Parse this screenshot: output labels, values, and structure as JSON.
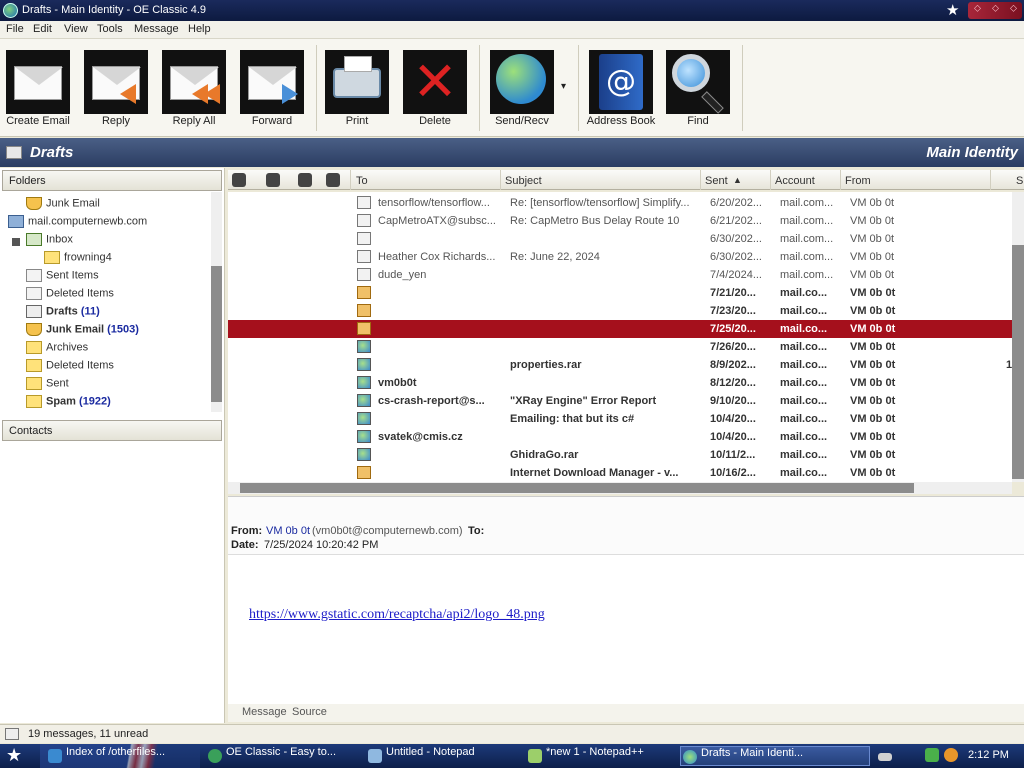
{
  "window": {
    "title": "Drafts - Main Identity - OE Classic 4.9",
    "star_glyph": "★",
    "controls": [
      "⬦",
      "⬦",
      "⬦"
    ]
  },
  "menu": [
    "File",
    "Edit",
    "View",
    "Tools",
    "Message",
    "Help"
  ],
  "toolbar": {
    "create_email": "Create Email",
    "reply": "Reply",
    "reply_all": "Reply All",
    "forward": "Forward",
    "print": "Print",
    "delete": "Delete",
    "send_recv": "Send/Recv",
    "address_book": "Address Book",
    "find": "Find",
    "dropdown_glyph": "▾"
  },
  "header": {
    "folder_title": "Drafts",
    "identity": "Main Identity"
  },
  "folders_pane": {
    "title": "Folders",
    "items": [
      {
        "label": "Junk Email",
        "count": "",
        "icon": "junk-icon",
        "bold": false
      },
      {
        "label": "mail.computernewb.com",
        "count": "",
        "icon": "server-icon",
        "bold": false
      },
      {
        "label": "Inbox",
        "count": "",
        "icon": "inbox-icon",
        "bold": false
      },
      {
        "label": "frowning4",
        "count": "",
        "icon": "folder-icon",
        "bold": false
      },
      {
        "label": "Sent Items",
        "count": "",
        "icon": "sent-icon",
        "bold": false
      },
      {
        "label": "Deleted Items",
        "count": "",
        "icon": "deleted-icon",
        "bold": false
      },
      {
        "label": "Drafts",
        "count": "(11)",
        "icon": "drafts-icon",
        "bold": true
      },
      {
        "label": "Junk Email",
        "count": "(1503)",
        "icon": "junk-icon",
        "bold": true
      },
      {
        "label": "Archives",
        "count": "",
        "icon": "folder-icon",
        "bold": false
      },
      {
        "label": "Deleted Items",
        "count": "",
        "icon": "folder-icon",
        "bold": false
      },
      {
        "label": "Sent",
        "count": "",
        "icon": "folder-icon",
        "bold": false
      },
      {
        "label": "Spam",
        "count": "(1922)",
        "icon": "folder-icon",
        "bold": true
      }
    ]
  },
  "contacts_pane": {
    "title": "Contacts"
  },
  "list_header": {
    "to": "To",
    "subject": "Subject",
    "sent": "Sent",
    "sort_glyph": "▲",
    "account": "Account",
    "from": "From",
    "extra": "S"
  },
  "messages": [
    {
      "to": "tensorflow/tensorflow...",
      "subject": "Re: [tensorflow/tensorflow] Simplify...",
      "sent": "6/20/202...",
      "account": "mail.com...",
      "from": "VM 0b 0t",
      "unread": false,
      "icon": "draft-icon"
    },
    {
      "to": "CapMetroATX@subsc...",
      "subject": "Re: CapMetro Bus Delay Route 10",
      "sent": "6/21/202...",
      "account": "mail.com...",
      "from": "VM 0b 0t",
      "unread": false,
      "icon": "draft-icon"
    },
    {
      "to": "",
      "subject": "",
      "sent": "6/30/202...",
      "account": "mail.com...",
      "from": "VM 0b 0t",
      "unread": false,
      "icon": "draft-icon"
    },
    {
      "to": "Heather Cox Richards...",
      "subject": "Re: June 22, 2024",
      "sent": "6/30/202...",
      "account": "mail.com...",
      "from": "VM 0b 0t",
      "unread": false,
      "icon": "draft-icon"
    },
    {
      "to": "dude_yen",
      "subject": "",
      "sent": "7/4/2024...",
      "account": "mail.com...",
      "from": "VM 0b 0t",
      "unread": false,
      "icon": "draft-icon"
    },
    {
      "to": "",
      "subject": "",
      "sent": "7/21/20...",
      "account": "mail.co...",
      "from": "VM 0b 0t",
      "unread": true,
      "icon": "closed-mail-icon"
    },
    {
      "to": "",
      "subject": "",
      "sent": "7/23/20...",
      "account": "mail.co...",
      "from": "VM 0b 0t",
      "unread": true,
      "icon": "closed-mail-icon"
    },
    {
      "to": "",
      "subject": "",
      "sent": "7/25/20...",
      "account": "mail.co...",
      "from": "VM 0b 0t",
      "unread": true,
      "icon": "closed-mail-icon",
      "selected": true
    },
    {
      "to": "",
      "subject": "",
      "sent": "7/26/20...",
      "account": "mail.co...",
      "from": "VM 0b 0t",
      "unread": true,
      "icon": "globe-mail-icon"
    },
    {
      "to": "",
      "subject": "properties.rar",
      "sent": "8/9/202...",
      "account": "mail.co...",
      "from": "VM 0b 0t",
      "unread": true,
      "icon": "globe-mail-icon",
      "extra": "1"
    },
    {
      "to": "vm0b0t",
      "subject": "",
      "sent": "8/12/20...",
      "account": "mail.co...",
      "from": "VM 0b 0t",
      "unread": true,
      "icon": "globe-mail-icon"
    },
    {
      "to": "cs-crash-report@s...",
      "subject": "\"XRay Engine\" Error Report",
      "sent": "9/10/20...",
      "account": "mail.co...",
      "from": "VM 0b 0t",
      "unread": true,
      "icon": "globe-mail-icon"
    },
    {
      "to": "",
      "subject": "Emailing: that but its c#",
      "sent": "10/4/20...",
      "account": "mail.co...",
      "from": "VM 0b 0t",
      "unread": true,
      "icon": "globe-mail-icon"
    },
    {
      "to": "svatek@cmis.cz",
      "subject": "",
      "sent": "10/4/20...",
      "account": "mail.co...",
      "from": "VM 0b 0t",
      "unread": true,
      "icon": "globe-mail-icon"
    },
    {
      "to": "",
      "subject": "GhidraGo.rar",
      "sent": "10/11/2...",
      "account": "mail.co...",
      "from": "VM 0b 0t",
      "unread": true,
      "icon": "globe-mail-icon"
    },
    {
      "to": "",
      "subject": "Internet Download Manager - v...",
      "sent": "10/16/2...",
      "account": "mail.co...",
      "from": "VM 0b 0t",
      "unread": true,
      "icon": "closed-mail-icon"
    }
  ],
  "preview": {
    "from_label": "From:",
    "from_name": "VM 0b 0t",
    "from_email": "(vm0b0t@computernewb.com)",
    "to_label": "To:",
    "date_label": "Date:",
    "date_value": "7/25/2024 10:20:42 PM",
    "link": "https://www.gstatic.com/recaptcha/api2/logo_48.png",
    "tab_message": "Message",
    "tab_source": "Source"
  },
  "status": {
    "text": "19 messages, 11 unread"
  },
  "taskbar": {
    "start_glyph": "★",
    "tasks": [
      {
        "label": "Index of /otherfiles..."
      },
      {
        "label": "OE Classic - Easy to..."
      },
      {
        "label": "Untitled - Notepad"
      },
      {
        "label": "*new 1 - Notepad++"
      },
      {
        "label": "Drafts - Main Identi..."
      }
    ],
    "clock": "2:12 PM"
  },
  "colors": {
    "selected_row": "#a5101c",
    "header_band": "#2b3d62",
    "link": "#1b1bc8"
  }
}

= = = = =

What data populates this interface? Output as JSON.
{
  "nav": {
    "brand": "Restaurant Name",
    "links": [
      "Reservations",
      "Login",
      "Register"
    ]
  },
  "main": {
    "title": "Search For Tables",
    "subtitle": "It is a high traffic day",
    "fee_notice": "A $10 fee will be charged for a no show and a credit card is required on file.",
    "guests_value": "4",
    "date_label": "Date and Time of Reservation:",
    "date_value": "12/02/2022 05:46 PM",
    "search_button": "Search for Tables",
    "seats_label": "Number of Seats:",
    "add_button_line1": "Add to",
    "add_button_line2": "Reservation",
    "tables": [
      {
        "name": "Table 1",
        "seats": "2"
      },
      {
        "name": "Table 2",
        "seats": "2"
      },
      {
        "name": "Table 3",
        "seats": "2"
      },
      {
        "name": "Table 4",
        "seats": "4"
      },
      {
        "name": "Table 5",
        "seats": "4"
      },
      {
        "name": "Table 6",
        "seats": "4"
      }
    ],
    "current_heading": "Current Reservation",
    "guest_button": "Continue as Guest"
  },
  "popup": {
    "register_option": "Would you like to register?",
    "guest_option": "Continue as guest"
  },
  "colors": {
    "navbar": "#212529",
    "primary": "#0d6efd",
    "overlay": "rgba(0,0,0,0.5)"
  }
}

= = = = =

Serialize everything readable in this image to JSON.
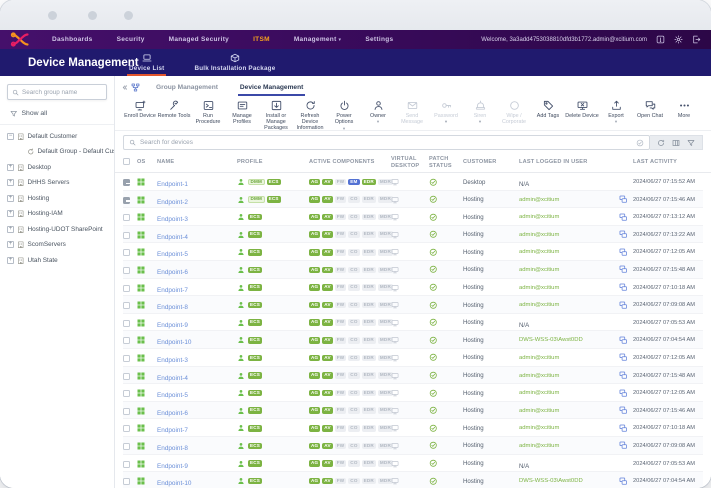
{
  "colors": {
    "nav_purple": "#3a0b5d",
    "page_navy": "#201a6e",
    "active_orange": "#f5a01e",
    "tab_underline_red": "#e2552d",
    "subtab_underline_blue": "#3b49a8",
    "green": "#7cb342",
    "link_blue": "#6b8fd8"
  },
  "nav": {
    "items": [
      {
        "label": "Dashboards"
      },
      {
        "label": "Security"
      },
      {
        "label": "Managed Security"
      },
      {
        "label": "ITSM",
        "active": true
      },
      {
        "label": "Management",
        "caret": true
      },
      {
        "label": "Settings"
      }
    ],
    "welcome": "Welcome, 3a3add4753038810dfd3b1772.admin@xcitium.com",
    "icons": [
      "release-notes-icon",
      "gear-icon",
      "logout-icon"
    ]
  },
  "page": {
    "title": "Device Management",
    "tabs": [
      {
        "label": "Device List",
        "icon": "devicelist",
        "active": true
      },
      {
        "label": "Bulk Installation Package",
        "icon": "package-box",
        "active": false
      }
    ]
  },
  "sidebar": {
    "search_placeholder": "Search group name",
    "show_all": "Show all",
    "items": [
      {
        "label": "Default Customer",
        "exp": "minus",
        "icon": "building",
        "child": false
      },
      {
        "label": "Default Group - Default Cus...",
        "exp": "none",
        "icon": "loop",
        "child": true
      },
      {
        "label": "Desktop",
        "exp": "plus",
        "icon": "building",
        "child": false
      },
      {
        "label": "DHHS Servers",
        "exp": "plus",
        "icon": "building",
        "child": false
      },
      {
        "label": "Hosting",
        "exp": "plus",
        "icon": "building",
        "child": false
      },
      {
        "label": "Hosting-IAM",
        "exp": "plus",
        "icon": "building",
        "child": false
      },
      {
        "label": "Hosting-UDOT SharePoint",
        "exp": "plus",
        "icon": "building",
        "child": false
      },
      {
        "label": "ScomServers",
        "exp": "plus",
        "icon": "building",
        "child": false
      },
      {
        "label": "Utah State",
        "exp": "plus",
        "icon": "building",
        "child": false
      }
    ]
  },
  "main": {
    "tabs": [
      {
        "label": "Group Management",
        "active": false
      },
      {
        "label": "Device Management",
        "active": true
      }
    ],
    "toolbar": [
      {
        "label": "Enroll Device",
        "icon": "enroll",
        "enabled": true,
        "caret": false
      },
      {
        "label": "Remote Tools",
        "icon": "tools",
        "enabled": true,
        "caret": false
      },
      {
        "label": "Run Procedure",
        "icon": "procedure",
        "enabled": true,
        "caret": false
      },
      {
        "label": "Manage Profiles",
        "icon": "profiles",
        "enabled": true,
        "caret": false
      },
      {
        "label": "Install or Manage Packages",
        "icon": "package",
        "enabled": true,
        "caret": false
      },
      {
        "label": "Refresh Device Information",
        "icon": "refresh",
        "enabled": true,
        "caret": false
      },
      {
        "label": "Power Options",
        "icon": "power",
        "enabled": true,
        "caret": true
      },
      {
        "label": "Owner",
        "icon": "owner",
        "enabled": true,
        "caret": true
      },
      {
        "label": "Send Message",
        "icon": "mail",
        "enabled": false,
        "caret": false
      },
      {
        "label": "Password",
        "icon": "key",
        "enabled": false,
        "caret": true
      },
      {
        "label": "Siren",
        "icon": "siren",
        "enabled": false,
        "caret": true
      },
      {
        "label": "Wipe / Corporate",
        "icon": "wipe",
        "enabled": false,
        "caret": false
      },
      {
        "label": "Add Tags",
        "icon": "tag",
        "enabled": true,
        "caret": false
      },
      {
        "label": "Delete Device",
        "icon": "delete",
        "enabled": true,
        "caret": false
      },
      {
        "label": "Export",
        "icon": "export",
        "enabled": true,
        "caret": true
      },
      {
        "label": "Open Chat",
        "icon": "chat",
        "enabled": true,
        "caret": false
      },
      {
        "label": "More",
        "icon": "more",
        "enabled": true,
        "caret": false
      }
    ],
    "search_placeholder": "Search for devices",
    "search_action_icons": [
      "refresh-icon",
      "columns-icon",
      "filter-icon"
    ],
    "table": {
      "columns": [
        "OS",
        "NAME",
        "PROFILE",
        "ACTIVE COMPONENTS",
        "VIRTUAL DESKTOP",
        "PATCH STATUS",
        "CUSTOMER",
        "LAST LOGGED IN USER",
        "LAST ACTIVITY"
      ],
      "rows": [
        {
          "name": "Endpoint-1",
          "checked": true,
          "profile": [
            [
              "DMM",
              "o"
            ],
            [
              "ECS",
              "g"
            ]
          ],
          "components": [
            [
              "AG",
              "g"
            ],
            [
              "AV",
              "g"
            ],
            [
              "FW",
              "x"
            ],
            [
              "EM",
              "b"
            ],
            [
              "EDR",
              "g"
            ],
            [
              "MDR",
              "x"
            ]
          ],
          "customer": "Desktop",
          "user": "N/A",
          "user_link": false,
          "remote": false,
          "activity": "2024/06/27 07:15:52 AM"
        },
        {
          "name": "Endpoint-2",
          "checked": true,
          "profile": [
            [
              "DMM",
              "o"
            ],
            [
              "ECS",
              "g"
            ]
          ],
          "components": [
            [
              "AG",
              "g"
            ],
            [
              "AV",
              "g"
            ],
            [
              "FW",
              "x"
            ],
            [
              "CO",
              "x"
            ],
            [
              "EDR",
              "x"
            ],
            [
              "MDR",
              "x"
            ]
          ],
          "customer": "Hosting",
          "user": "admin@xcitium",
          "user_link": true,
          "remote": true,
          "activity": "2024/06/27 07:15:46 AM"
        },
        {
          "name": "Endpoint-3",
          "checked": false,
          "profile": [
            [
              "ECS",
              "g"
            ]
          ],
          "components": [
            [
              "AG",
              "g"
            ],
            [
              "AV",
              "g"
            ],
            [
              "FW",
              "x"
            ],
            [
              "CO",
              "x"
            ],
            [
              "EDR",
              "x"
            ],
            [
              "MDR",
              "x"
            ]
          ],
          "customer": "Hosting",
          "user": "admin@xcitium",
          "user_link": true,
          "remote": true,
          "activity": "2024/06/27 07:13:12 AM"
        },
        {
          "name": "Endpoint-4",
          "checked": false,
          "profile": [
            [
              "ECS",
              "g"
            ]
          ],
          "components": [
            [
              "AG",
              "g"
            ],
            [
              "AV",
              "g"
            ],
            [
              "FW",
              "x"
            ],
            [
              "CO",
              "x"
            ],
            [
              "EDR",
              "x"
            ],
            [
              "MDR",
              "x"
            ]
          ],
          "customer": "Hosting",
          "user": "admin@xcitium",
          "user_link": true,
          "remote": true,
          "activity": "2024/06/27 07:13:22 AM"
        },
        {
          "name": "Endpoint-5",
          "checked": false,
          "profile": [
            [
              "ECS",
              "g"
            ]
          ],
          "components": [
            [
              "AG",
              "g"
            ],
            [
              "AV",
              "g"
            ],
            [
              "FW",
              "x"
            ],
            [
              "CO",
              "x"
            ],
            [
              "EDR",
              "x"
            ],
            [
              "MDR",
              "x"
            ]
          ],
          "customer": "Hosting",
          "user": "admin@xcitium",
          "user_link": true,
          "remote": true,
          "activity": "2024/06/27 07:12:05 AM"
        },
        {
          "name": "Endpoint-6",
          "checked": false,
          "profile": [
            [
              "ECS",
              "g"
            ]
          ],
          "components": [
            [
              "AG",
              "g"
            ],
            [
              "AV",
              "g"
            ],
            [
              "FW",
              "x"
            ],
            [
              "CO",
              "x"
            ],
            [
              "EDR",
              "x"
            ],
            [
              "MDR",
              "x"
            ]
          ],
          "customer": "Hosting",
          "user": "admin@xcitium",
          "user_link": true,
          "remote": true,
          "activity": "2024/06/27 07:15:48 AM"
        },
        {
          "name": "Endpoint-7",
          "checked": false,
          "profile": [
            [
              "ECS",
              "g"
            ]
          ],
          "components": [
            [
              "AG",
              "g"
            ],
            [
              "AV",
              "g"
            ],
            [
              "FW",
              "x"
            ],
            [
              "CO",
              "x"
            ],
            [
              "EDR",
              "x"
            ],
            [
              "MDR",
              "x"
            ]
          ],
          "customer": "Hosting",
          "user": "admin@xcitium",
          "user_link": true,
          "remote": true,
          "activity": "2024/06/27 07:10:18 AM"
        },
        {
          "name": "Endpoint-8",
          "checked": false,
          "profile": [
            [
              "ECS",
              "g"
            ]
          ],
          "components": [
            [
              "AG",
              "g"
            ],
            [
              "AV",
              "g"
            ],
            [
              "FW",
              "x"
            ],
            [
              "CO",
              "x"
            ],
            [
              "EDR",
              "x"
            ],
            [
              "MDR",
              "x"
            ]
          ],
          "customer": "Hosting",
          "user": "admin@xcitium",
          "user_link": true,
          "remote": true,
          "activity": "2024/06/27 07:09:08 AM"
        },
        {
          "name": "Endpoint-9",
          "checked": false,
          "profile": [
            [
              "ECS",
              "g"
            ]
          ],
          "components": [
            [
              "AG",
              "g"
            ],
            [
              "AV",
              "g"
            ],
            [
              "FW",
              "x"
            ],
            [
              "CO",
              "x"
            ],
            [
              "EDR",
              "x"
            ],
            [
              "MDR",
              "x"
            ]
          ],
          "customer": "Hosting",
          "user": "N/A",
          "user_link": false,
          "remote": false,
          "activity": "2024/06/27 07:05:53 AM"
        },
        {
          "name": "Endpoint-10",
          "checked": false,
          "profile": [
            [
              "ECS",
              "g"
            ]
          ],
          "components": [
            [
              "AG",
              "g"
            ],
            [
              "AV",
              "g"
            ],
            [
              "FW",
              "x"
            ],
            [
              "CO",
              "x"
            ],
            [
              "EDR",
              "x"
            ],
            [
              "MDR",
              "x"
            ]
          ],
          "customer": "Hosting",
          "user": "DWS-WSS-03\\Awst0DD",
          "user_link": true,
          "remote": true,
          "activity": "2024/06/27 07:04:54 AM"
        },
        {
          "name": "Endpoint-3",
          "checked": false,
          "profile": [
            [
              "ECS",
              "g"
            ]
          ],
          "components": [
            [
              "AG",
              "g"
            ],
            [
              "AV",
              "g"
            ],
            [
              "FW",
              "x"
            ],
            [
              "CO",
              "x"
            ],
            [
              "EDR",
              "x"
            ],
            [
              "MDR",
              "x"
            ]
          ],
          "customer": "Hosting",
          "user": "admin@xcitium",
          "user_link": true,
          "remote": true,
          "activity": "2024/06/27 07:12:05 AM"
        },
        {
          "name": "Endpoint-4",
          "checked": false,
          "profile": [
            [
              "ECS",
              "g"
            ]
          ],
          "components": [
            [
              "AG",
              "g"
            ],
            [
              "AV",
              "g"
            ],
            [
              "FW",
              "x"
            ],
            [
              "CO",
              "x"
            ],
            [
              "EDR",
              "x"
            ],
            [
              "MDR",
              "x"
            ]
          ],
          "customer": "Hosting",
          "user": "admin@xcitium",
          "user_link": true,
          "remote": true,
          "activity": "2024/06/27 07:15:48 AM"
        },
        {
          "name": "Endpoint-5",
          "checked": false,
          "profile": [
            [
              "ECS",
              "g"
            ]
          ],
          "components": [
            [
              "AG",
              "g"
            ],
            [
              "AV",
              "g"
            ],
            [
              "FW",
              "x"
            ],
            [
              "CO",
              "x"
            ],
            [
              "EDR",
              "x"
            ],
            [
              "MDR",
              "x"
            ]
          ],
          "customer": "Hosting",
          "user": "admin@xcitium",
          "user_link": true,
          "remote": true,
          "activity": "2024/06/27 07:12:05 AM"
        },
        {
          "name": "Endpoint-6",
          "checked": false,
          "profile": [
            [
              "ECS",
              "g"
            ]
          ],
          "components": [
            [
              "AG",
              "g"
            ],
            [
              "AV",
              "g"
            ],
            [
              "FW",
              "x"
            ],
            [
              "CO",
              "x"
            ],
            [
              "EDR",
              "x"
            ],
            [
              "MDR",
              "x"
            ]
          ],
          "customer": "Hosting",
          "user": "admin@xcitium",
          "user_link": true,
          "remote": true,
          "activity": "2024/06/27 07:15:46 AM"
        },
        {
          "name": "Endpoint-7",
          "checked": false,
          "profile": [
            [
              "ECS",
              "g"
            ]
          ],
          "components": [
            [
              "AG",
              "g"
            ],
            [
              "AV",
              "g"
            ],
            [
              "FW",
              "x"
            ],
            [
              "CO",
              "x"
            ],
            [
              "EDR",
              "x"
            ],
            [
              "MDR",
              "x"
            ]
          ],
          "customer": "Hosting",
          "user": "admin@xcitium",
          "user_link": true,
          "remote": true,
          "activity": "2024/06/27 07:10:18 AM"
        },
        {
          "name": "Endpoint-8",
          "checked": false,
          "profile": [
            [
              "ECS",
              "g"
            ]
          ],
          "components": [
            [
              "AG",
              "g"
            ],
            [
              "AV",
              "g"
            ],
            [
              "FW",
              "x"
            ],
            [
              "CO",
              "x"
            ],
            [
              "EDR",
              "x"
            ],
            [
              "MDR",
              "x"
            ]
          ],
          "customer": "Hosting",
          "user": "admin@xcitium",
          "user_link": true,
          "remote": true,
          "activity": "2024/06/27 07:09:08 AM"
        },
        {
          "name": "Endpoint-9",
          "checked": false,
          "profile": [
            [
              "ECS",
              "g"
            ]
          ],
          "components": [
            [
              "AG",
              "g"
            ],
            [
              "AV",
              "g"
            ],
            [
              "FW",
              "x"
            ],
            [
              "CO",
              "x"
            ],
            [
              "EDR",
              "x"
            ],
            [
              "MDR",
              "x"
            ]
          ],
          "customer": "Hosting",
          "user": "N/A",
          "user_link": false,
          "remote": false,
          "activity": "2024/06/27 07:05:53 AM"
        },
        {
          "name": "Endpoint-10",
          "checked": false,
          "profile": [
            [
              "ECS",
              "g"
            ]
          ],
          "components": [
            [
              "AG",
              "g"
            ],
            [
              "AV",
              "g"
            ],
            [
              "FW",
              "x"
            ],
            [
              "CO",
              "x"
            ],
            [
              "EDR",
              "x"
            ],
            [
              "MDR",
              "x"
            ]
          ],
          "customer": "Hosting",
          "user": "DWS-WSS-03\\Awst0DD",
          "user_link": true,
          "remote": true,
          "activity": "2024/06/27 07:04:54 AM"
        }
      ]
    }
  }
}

= = = = =

**Exercise instructions:** Look through the material and copy each line that has "JSON".

**Expected answer:**
Parse this screenshot: output labels, values, and structure as JSON.
What data populates this interface? Output as JSON.
Serialize everything readable in this image to JSON.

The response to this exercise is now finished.